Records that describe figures

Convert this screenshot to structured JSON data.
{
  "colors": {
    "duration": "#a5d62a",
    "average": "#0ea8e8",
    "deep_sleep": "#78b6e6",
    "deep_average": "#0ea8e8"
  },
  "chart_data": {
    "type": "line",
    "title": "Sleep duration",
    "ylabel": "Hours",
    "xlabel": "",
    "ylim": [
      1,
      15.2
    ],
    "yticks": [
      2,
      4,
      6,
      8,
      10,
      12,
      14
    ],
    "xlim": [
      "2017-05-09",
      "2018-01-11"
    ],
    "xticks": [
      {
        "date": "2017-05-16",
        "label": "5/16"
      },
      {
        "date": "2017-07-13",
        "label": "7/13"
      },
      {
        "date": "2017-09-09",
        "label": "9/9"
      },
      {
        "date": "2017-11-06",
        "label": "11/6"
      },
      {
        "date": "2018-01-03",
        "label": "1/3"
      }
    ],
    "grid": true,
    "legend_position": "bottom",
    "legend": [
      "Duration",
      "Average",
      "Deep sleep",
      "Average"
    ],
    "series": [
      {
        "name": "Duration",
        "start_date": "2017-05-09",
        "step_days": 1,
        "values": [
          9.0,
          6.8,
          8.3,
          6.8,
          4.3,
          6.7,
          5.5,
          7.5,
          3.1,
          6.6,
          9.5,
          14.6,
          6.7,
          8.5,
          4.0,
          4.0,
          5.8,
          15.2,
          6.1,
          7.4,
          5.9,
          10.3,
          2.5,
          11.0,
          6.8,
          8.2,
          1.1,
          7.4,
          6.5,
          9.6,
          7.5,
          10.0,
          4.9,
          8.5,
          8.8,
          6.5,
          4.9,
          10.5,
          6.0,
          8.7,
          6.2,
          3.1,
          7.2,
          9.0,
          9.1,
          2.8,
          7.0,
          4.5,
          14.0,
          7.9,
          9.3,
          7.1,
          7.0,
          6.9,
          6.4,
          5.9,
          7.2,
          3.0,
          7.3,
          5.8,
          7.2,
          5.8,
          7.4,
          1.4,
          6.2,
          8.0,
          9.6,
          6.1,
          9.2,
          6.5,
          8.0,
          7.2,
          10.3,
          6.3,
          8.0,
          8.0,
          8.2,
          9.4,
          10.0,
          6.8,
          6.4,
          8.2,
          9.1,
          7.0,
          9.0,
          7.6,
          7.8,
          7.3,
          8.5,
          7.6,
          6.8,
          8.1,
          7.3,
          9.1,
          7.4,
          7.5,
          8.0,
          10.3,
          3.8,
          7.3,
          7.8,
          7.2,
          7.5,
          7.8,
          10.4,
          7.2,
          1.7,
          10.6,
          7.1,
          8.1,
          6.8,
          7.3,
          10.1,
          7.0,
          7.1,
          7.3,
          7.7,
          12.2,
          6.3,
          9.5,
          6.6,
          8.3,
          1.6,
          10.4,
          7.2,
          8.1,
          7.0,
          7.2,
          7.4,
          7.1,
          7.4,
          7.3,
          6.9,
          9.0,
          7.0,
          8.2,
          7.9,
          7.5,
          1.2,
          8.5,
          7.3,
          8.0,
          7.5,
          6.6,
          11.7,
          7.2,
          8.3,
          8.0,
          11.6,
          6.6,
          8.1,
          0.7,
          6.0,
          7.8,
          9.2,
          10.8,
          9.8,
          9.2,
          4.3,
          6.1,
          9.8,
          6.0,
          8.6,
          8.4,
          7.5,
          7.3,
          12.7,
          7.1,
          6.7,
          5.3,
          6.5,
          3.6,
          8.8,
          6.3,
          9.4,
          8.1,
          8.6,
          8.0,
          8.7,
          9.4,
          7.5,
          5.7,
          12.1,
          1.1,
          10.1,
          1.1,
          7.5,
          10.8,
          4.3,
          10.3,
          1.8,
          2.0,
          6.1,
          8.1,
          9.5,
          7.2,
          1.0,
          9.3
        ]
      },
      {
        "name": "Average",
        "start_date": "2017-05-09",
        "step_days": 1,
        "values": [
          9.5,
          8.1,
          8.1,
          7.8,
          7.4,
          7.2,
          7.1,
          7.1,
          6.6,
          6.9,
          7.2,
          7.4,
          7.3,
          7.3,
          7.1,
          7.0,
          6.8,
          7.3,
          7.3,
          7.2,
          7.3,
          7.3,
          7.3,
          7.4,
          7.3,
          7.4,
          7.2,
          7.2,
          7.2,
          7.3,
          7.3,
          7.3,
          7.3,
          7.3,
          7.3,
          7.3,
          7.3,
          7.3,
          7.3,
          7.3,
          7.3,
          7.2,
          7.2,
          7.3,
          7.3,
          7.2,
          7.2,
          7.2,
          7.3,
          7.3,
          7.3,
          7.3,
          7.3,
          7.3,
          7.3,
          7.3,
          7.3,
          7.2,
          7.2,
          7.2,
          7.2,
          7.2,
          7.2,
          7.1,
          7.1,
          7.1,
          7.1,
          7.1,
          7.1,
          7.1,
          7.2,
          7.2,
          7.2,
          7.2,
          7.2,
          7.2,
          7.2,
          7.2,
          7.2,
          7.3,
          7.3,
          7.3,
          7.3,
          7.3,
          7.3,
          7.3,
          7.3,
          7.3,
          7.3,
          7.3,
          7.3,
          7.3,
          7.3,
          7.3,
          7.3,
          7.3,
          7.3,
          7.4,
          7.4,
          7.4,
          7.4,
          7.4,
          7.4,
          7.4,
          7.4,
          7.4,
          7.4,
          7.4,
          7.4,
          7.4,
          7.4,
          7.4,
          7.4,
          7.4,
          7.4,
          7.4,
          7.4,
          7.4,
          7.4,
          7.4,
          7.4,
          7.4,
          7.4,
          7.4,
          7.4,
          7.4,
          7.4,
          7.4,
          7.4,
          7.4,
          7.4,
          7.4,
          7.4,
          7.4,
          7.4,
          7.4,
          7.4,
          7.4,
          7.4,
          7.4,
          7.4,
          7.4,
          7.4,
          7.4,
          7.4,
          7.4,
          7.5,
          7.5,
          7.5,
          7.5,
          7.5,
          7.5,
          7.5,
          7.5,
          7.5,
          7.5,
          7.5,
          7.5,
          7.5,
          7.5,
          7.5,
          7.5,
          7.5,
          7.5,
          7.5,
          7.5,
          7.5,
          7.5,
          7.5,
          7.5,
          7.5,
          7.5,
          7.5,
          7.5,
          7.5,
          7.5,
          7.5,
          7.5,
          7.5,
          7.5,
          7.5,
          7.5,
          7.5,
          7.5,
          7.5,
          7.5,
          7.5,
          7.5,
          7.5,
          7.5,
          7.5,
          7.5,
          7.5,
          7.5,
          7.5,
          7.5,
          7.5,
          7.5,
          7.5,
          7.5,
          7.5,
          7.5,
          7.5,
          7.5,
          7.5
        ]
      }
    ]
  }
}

§ What you should do: The whole listing above needs to be written out again exactly.

§ Reply to the task:
Convert this screenshot to structured JSON data.
{
  "colors": {
    "duration": "#a5d62a",
    "average": "#0ea8e8",
    "deep_sleep": "#78b6e6",
    "deep_average": "#0ea8e8"
  },
  "chart_data": {
    "type": "line",
    "title": "Sleep duration",
    "ylabel": "Hours",
    "xlabel": "",
    "ylim": [
      1,
      15.2
    ],
    "yticks": [
      2,
      4,
      6,
      8,
      10,
      12,
      14
    ],
    "xlim": [
      "2017-05-09",
      "2018-01-11"
    ],
    "xticks": [
      {
        "date": "2017-05-16",
        "label": "5/16"
      },
      {
        "date": "2017-07-13",
        "label": "7/13"
      },
      {
        "date": "2017-09-09",
        "label": "9/9"
      },
      {
        "date": "2017-11-06",
        "label": "11/6"
      },
      {
        "date": "2018-01-03",
        "label": "1/3"
      }
    ],
    "grid": true,
    "legend_position": "bottom",
    "legend": [
      "Duration",
      "Average",
      "Deep sleep",
      "Average"
    ],
    "series": [
      {
        "name": "Duration",
        "start_date": "2017-05-09",
        "step_days": 1,
        "values": [
          9.0,
          6.8,
          8.3,
          6.8,
          4.3,
          6.7,
          5.5,
          7.5,
          3.1,
          6.6,
          9.5,
          14.6,
          6.7,
          8.5,
          4.0,
          4.0,
          5.8,
          15.2,
          6.1,
          7.4,
          5.9,
          10.3,
          2.5,
          11.0,
          6.8,
          8.2,
          1.1,
          7.4,
          6.5,
          9.6,
          7.5,
          10.0,
          4.9,
          8.5,
          8.8,
          6.5,
          4.9,
          10.5,
          6.0,
          8.7,
          6.2,
          3.1,
          7.2,
          9.0,
          9.1,
          2.8,
          7.0,
          4.5,
          14.0,
          7.9,
          9.3,
          7.1,
          7.0,
          6.9,
          6.4,
          5.9,
          7.2,
          3.0,
          7.3,
          5.8,
          7.2,
          5.8,
          7.4,
          1.4,
          6.2,
          8.0,
          9.6,
          6.1,
          9.2,
          6.5,
          8.0,
          7.2,
          10.3,
          6.3,
          8.0,
          8.0,
          8.2,
          9.4,
          10.0,
          6.8,
          6.4,
          8.2,
          9.1,
          7.0,
          9.0,
          7.6,
          7.8,
          7.3,
          8.5,
          7.6,
          6.8,
          8.1,
          7.3,
          9.1,
          7.4,
          7.5,
          8.0,
          10.3,
          3.8,
          7.3,
          7.8,
          7.2,
          7.5,
          7.8,
          10.4,
          7.2,
          1.7,
          10.6,
          7.1,
          8.1,
          6.8,
          7.3,
          10.1,
          7.0,
          7.1,
          7.3,
          7.7,
          12.2,
          6.3,
          9.5,
          6.6,
          8.3,
          1.6,
          10.4,
          7.2,
          8.1,
          7.0,
          7.2,
          7.4,
          7.1,
          7.4,
          7.3,
          6.9,
          9.0,
          7.0,
          8.2,
          7.9,
          7.5,
          1.2,
          8.5,
          7.3,
          8.0,
          7.5,
          6.6,
          11.7,
          7.2,
          8.3,
          8.0,
          11.6,
          6.6,
          8.1,
          0.7,
          6.0,
          7.8,
          9.2,
          10.8,
          9.8,
          9.2,
          4.3,
          6.1,
          9.8,
          6.0,
          8.6,
          8.4,
          7.5,
          7.3,
          12.7,
          7.1,
          6.7,
          5.3,
          6.5,
          3.6,
          8.8,
          6.3,
          9.4,
          8.1,
          8.6,
          8.0,
          8.7,
          9.4,
          7.5,
          5.7,
          12.1,
          1.1,
          10.1,
          1.1,
          7.5,
          10.8,
          4.3,
          10.3,
          1.8,
          2.0,
          6.1,
          8.1,
          9.5,
          7.2,
          1.0,
          9.3
        ]
      },
      {
        "name": "Average",
        "start_date": "2017-05-09",
        "step_days": 1,
        "values": [
          9.5,
          8.1,
          8.1,
          7.8,
          7.4,
          7.2,
          7.1,
          7.1,
          6.6,
          6.9,
          7.2,
          7.4,
          7.3,
          7.3,
          7.1,
          7.0,
          6.8,
          7.3,
          7.3,
          7.2,
          7.3,
          7.3,
          7.3,
          7.4,
          7.3,
          7.4,
          7.2,
          7.2,
          7.2,
          7.3,
          7.3,
          7.3,
          7.3,
          7.3,
          7.3,
          7.3,
          7.3,
          7.3,
          7.3,
          7.3,
          7.3,
          7.2,
          7.2,
          7.3,
          7.3,
          7.2,
          7.2,
          7.2,
          7.3,
          7.3,
          7.3,
          7.3,
          7.3,
          7.3,
          7.3,
          7.3,
          7.3,
          7.2,
          7.2,
          7.2,
          7.2,
          7.2,
          7.2,
          7.1,
          7.1,
          7.1,
          7.1,
          7.1,
          7.1,
          7.1,
          7.2,
          7.2,
          7.2,
          7.2,
          7.2,
          7.2,
          7.2,
          7.2,
          7.2,
          7.3,
          7.3,
          7.3,
          7.3,
          7.3,
          7.3,
          7.3,
          7.3,
          7.3,
          7.3,
          7.3,
          7.3,
          7.3,
          7.3,
          7.3,
          7.3,
          7.3,
          7.3,
          7.4,
          7.4,
          7.4,
          7.4,
          7.4,
          7.4,
          7.4,
          7.4,
          7.4,
          7.4,
          7.4,
          7.4,
          7.4,
          7.4,
          7.4,
          7.4,
          7.4,
          7.4,
          7.4,
          7.4,
          7.4,
          7.4,
          7.4,
          7.4,
          7.4,
          7.4,
          7.4,
          7.4,
          7.4,
          7.4,
          7.4,
          7.4,
          7.4,
          7.4,
          7.4,
          7.4,
          7.4,
          7.4,
          7.4,
          7.4,
          7.4,
          7.4,
          7.4,
          7.4,
          7.4,
          7.4,
          7.4,
          7.4,
          7.4,
          7.5,
          7.5,
          7.5,
          7.5,
          7.5,
          7.5,
          7.5,
          7.5,
          7.5,
          7.5,
          7.5,
          7.5,
          7.5,
          7.5,
          7.5,
          7.5,
          7.5,
          7.5,
          7.5,
          7.5,
          7.5,
          7.5,
          7.5,
          7.5,
          7.5,
          7.5,
          7.5,
          7.5,
          7.5,
          7.5,
          7.5,
          7.5,
          7.5,
          7.5,
          7.5,
          7.5,
          7.5,
          7.5,
          7.5,
          7.5,
          7.5,
          7.5,
          7.5,
          7.5,
          7.5,
          7.5,
          7.5,
          7.5,
          7.5,
          7.5,
          7.5,
          7.5,
          7.5,
          7.5,
          7.5,
          7.5,
          7.5,
          7.5,
          7.5
        ]
      }
    ]
  }
}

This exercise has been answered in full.